Goal:
Print the records again, character for character.

Rows:
★ ★ ★

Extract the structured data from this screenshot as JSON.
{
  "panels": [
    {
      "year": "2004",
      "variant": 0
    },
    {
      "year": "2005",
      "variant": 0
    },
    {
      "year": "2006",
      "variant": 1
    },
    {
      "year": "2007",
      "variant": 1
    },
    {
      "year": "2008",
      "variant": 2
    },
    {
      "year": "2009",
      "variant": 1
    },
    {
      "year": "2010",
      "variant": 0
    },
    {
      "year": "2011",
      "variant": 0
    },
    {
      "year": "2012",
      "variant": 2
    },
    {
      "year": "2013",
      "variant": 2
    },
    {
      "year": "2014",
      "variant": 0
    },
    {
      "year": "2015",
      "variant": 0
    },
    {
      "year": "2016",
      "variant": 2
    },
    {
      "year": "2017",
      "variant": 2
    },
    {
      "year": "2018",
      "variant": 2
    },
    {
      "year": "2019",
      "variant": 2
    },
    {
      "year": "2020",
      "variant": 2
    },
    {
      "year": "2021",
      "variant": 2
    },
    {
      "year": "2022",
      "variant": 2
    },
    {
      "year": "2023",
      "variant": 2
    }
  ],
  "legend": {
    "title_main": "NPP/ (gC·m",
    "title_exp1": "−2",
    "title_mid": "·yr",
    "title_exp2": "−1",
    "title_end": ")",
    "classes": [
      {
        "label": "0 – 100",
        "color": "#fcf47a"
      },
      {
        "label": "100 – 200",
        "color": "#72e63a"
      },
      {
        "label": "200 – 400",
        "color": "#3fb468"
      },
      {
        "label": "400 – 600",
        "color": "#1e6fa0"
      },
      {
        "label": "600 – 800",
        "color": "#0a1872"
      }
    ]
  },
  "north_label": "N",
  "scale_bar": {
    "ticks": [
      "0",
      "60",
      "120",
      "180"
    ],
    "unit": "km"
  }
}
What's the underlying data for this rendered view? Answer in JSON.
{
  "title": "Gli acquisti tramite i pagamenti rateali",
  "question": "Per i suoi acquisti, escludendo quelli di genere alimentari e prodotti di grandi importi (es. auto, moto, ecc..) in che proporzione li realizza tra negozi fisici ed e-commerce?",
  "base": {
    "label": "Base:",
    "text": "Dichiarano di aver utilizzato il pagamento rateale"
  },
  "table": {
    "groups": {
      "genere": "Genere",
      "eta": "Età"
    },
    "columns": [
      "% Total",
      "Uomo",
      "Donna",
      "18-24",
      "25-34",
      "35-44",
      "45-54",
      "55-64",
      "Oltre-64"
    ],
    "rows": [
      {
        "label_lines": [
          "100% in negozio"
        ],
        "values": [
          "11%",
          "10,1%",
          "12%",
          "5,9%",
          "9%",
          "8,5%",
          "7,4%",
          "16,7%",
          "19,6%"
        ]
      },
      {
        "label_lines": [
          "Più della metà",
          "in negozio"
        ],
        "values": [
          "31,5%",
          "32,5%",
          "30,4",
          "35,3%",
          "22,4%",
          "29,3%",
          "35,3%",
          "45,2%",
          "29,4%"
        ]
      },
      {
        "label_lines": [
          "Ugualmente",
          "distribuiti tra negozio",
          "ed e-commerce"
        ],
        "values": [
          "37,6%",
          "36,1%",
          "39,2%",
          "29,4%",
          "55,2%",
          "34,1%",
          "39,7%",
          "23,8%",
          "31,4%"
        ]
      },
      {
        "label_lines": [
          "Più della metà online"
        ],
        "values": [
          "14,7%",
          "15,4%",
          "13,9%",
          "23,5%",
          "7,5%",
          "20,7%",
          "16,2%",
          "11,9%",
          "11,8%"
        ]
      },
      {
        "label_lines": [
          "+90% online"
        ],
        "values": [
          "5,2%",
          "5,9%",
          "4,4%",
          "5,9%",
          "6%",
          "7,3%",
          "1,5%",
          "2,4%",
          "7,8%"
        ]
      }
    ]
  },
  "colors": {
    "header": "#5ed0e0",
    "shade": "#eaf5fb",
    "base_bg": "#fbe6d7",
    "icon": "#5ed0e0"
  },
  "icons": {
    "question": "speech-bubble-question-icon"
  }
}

★ ★ ★

Final result:
Extract the structured data from this screenshot as JSON.
{
  "panels": [
    {
      "year": "2004",
      "variant": 0
    },
    {
      "year": "2005",
      "variant": 0
    },
    {
      "year": "2006",
      "variant": 1
    },
    {
      "year": "2007",
      "variant": 1
    },
    {
      "year": "2008",
      "variant": 2
    },
    {
      "year": "2009",
      "variant": 1
    },
    {
      "year": "2010",
      "variant": 0
    },
    {
      "year": "2011",
      "variant": 0
    },
    {
      "year": "2012",
      "variant": 2
    },
    {
      "year": "2013",
      "variant": 2
    },
    {
      "year": "2014",
      "variant": 0
    },
    {
      "year": "2015",
      "variant": 0
    },
    {
      "year": "2016",
      "variant": 2
    },
    {
      "year": "2017",
      "variant": 2
    },
    {
      "year": "2018",
      "variant": 2
    },
    {
      "year": "2019",
      "variant": 2
    },
    {
      "year": "2020",
      "variant": 2
    },
    {
      "year": "2021",
      "variant": 2
    },
    {
      "year": "2022",
      "variant": 2
    },
    {
      "year": "2023",
      "variant": 2
    }
  ],
  "legend": {
    "title_main": "NPP/ (gC·m",
    "title_exp1": "−2",
    "title_mid": "·yr",
    "title_exp2": "−1",
    "title_end": ")",
    "classes": [
      {
        "label": "0 – 100",
        "color": "#fcf47a"
      },
      {
        "label": "100 – 200",
        "color": "#72e63a"
      },
      {
        "label": "200 – 400",
        "color": "#3fb468"
      },
      {
        "label": "400 – 600",
        "color": "#1e6fa0"
      },
      {
        "label": "600 – 800",
        "color": "#0a1872"
      }
    ]
  },
  "north_label": "N",
  "scale_bar": {
    "ticks": [
      "0",
      "60",
      "120",
      "180"
    ],
    "unit": "km"
  }
}
What's the underlying data for this rendered view? Answer in JSON.
{
  "title": "Gli acquisti tramite i pagamenti rateali",
  "question": "Per i suoi acquisti, escludendo quelli di genere alimentari e prodotti di grandi importi (es. auto, moto, ecc..) in che proporzione li realizza tra negozi fisici ed e-commerce?",
  "base": {
    "label": "Base:",
    "text": "Dichiarano di aver utilizzato il pagamento rateale"
  },
  "table": {
    "groups": {
      "genere": "Genere",
      "eta": "Età"
    },
    "columns": [
      "% Total",
      "Uomo",
      "Donna",
      "18-24",
      "25-34",
      "35-44",
      "45-54",
      "55-64",
      "Oltre-64"
    ],
    "rows": [
      {
        "label_lines": [
          "100% in negozio"
        ],
        "values": [
          "11%",
          "10,1%",
          "12%",
          "5,9%",
          "9%",
          "8,5%",
          "7,4%",
          "16,7%",
          "19,6%"
        ]
      },
      {
        "label_lines": [
          "Più della metà",
          "in negozio"
        ],
        "values": [
          "31,5%",
          "32,5%",
          "30,4",
          "35,3%",
          "22,4%",
          "29,3%",
          "35,3%",
          "45,2%",
          "29,4%"
        ]
      },
      {
        "label_lines": [
          "Ugualmente",
          "distribuiti tra negozio",
          "ed e-commerce"
        ],
        "values": [
          "37,6%",
          "36,1%",
          "39,2%",
          "29,4%",
          "55,2%",
          "34,1%",
          "39,7%",
          "23,8%",
          "31,4%"
        ]
      },
      {
        "label_lines": [
          "Più della metà online"
        ],
        "values": [
          "14,7%",
          "15,4%",
          "13,9%",
          "23,5%",
          "7,5%",
          "20,7%",
          "16,2%",
          "11,9%",
          "11,8%"
        ]
      },
      {
        "label_lines": [
          "+90% online"
        ],
        "values": [
          "5,2%",
          "5,9%",
          "4,4%",
          "5,9%",
          "6%",
          "7,3%",
          "1,5%",
          "2,4%",
          "7,8%"
        ]
      }
    ]
  },
  "colors": {
    "header": "#5ed0e0",
    "shade": "#eaf5fb",
    "base_bg": "#fbe6d7",
    "icon": "#5ed0e0"
  },
  "icons": {
    "question": "speech-bubble-question-icon"
  }
}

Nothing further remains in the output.